■ **Task brief**: Where a line in the listing contains the string "kohézió", copy that line out.
######
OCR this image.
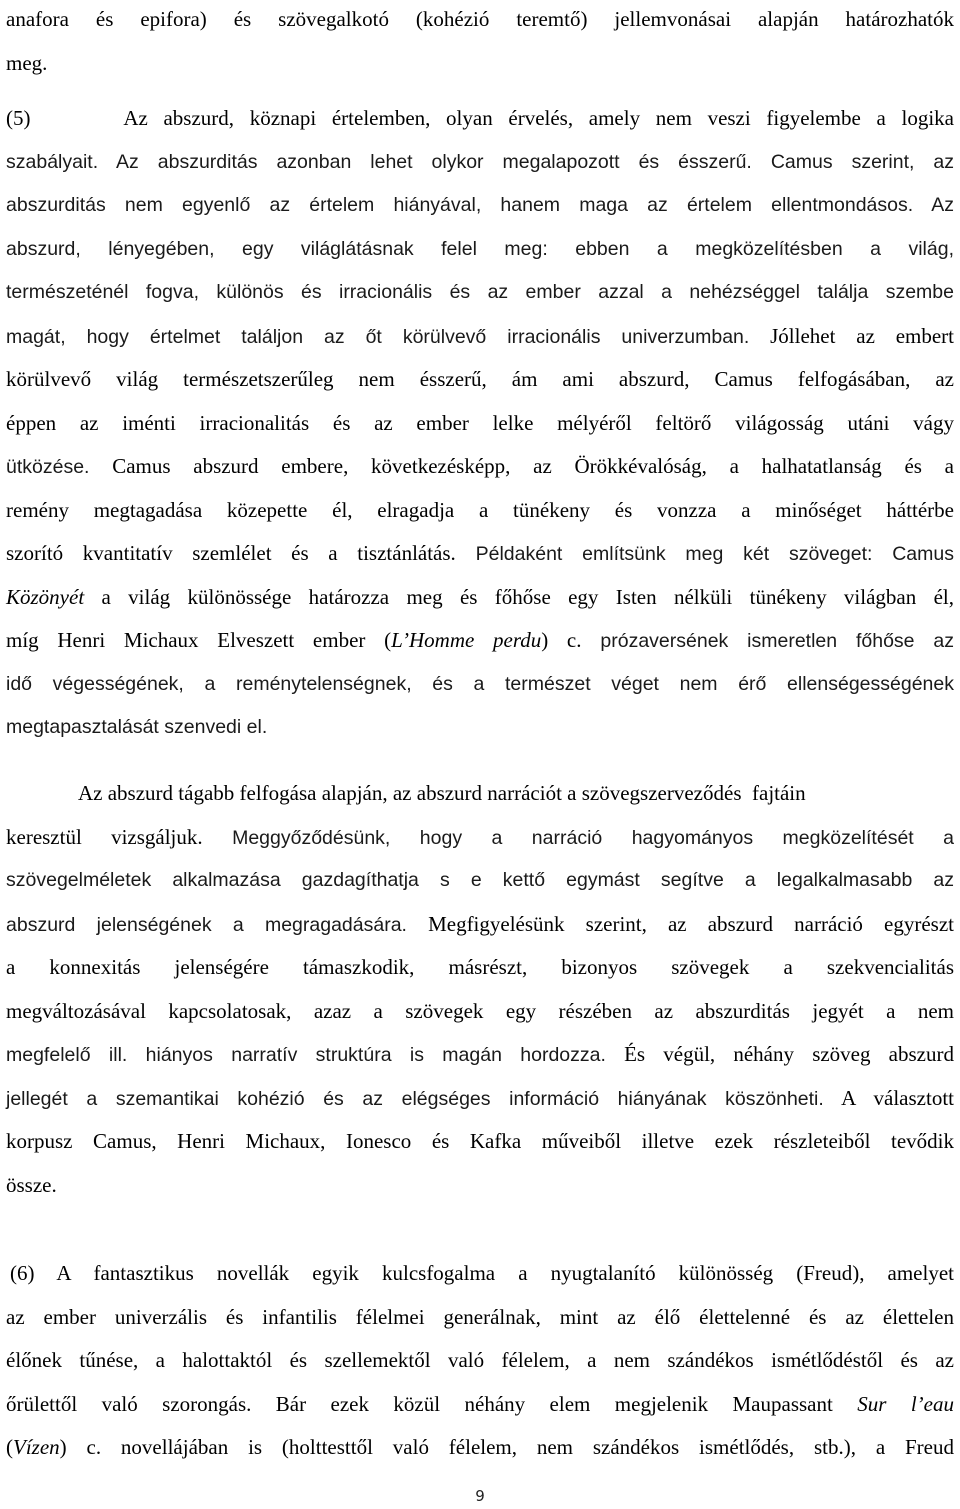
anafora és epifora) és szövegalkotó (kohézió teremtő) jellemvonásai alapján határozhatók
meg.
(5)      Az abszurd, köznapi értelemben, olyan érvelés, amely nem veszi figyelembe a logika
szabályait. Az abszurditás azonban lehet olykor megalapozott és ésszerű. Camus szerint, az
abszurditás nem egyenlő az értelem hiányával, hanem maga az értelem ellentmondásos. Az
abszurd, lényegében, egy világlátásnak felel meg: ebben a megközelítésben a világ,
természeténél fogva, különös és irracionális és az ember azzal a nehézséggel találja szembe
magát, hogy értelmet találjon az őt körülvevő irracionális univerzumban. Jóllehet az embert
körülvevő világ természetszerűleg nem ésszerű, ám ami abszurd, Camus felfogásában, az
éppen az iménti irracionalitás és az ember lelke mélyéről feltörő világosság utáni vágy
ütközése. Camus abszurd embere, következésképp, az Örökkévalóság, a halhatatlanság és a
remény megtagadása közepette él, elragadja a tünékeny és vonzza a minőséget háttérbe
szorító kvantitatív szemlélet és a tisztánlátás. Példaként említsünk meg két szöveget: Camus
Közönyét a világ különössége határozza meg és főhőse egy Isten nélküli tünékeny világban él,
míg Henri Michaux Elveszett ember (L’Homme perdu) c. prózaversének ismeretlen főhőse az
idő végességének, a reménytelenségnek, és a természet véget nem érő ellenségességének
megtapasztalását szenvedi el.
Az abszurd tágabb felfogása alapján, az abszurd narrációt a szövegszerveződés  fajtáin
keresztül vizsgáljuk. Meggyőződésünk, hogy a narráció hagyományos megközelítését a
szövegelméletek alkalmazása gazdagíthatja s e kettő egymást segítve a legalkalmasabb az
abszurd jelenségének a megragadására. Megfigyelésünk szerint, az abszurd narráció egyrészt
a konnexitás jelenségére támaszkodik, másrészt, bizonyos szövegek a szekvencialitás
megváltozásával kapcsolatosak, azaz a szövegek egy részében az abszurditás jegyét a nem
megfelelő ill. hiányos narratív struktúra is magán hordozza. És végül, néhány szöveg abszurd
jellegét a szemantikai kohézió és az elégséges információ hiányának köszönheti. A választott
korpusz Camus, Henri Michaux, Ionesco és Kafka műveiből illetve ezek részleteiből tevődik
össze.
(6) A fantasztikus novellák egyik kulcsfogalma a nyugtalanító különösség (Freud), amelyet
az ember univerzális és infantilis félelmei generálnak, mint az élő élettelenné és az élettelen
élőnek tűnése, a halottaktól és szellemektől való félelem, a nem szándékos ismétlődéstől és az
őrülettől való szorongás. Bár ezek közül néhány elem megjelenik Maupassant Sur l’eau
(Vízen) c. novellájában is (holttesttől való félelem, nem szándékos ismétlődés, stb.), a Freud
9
######
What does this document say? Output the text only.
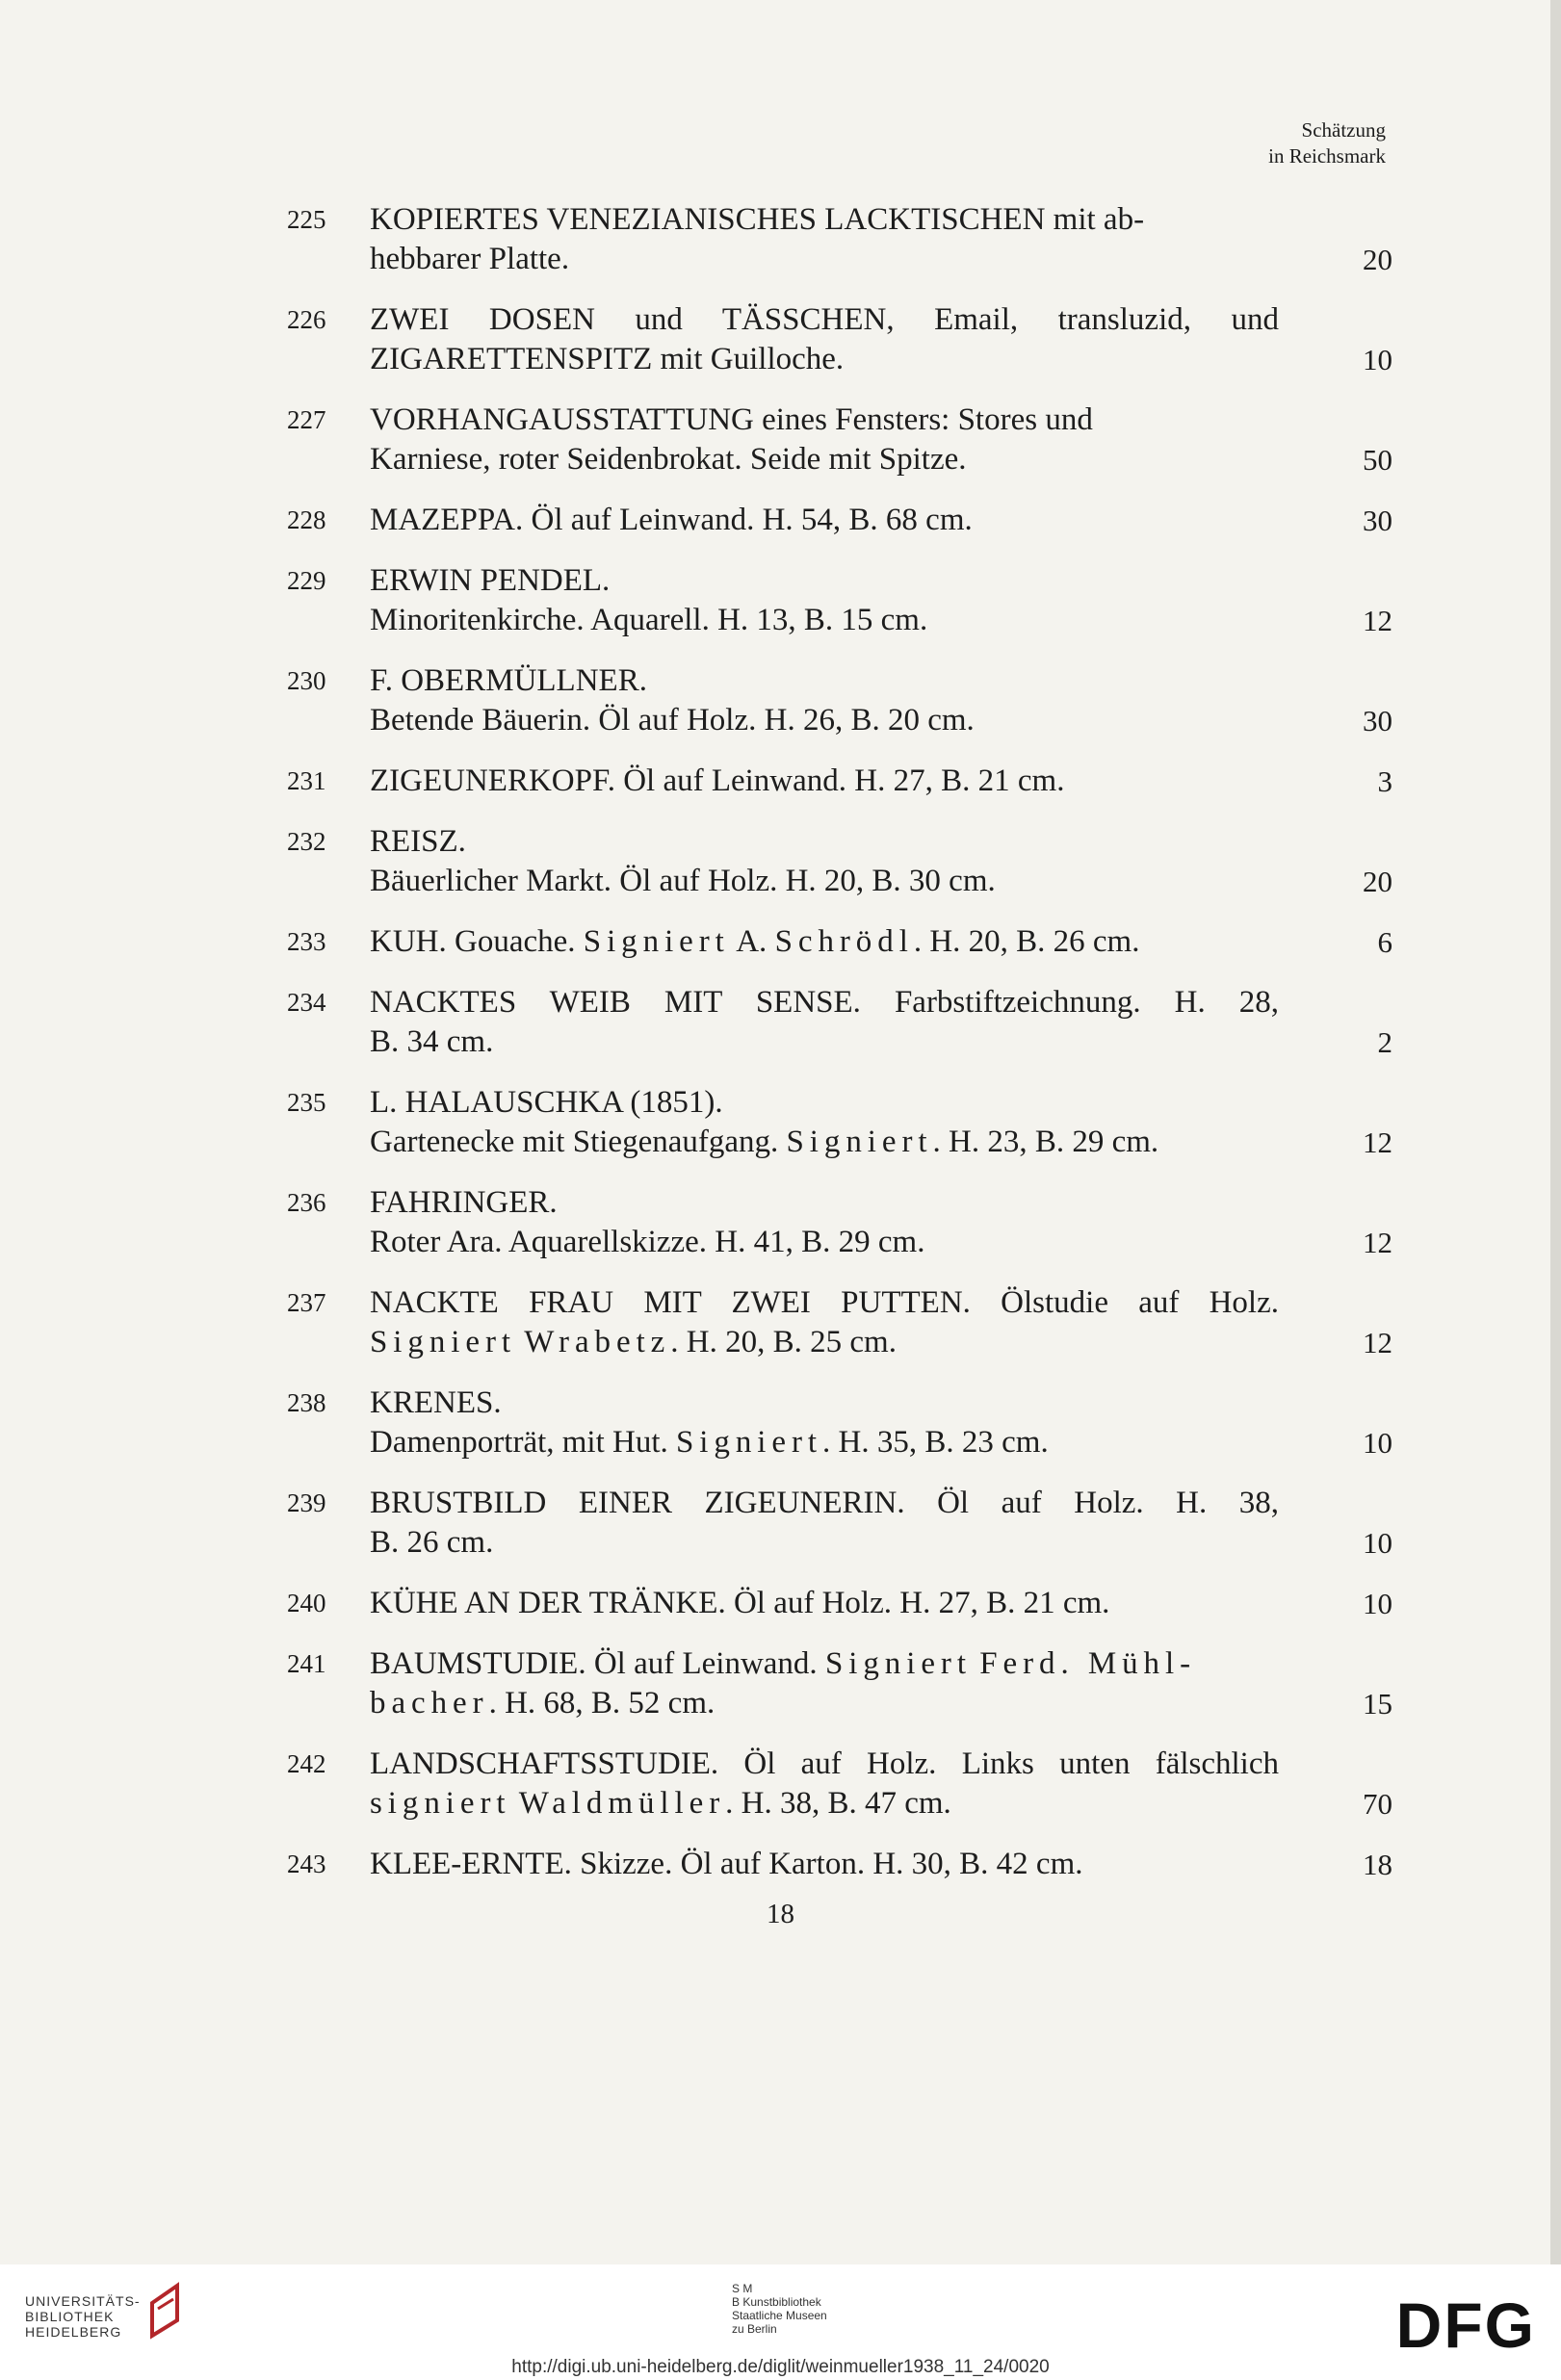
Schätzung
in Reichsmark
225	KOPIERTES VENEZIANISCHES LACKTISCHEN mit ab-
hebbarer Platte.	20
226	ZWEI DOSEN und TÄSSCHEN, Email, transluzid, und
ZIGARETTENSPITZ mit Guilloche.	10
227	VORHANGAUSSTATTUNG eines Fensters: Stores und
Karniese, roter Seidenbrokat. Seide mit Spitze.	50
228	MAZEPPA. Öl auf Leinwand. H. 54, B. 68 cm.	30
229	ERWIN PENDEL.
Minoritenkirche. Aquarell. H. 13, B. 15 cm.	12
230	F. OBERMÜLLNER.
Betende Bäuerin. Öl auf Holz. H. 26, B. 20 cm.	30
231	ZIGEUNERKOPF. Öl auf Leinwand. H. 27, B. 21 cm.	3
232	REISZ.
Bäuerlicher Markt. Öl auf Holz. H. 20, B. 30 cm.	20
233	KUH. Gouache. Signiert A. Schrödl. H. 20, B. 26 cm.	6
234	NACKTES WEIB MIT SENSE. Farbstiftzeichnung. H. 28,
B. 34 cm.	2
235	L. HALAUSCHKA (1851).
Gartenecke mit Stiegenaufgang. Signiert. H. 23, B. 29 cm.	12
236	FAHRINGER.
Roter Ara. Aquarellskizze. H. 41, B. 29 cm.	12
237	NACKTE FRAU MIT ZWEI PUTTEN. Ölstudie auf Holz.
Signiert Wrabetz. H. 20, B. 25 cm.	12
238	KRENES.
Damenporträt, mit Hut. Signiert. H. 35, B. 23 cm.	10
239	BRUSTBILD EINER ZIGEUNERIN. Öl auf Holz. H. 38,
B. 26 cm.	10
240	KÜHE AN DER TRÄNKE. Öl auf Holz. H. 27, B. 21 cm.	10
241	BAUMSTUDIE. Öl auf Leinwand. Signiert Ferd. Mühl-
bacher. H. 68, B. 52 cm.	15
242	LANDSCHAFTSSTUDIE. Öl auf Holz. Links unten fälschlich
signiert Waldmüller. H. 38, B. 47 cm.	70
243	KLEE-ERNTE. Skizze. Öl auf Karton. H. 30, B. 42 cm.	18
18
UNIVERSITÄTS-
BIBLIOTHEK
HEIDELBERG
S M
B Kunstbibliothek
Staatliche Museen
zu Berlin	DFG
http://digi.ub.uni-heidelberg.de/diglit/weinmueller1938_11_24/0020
######
■ **Full output**:
anafora és epifora) és szövegalkotó (kohézió teremtő) jellemvonásai alapján határozhatók
jellegét a szemantikai kohézió és az elégséges információ hiányának köszönheti. A választott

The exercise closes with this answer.